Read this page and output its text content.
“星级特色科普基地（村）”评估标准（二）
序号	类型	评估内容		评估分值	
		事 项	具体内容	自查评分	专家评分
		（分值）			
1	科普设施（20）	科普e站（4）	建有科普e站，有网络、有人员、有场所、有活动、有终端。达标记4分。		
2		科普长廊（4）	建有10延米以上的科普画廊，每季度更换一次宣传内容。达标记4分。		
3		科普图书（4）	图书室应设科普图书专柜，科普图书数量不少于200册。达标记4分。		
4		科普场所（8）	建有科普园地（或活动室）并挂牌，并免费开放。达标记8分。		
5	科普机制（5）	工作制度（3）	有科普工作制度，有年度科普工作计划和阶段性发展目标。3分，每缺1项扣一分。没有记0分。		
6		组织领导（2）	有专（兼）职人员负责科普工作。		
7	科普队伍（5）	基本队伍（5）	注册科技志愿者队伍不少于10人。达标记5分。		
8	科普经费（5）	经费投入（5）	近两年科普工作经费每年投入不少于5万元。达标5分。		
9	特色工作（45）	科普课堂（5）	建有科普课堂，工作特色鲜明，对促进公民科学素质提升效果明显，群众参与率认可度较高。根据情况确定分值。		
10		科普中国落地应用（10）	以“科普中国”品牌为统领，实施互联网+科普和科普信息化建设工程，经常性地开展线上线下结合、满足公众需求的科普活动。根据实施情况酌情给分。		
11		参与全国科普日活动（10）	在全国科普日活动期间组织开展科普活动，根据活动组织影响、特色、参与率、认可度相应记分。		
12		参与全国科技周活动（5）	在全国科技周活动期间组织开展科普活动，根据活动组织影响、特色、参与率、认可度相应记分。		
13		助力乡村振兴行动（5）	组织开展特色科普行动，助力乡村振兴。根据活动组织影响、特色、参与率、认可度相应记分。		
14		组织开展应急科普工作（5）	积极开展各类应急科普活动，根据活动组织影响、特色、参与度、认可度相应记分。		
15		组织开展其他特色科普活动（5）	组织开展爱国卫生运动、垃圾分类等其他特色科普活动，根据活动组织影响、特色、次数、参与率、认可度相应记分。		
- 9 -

• **What this task involves**:
Output a single number: how many lines contain the word "根据活动组织影响".

• **Expected answer**:
5